> [Work to do] Return the records exactly as they are.

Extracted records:
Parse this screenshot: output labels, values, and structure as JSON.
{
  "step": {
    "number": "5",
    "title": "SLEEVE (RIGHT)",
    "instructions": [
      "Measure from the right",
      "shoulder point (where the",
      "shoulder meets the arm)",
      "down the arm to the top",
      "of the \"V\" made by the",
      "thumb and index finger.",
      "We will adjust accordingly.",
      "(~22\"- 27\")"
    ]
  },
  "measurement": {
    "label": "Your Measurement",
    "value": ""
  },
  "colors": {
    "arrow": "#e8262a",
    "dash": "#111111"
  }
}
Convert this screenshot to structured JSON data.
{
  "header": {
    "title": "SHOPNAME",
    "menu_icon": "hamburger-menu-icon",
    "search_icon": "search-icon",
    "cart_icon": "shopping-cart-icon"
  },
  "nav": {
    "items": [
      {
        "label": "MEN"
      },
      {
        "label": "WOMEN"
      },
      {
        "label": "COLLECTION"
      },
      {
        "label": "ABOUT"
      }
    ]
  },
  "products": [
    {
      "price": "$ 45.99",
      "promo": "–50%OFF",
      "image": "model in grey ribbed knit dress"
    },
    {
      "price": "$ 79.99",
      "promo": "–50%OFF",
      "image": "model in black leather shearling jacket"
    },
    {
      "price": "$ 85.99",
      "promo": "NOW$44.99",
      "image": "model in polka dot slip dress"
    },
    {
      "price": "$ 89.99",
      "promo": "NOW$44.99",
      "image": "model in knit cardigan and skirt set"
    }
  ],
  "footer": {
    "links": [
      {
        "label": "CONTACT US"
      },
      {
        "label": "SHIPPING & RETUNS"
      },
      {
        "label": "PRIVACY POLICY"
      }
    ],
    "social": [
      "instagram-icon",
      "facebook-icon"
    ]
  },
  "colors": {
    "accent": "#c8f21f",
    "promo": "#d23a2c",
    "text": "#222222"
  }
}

> [Solution to this problem]
Parse this screenshot: output labels, values, and structure as JSON.
{
  "step": {
    "number": "5",
    "title": "SLEEVE (RIGHT)",
    "instructions": [
      "Measure from the right",
      "shoulder point (where the",
      "shoulder meets the arm)",
      "down the arm to the top",
      "of the \"V\" made by the",
      "thumb and index finger.",
      "We will adjust accordingly.",
      "(~22\"- 27\")"
    ]
  },
  "measurement": {
    "label": "Your Measurement",
    "value": ""
  },
  "colors": {
    "arrow": "#e8262a",
    "dash": "#111111"
  }
}
Convert this screenshot to structured JSON data.
{
  "header": {
    "title": "SHOPNAME",
    "menu_icon": "hamburger-menu-icon",
    "search_icon": "search-icon",
    "cart_icon": "shopping-cart-icon"
  },
  "nav": {
    "items": [
      {
        "label": "MEN"
      },
      {
        "label": "WOMEN"
      },
      {
        "label": "COLLECTION"
      },
      {
        "label": "ABOUT"
      }
    ]
  },
  "products": [
    {
      "price": "$ 45.99",
      "promo": "–50%OFF",
      "image": "model in grey ribbed knit dress"
    },
    {
      "price": "$ 79.99",
      "promo": "–50%OFF",
      "image": "model in black leather shearling jacket"
    },
    {
      "price": "$ 85.99",
      "promo": "NOW$44.99",
      "image": "model in polka dot slip dress"
    },
    {
      "price": "$ 89.99",
      "promo": "NOW$44.99",
      "image": "model in knit cardigan and skirt set"
    }
  ],
  "footer": {
    "links": [
      {
        "label": "CONTACT US"
      },
      {
        "label": "SHIPPING & RETUNS"
      },
      {
        "label": "PRIVACY POLICY"
      }
    ],
    "social": [
      "instagram-icon",
      "facebook-icon"
    ]
  },
  "colors": {
    "accent": "#c8f21f",
    "promo": "#d23a2c",
    "text": "#222222"
  }
}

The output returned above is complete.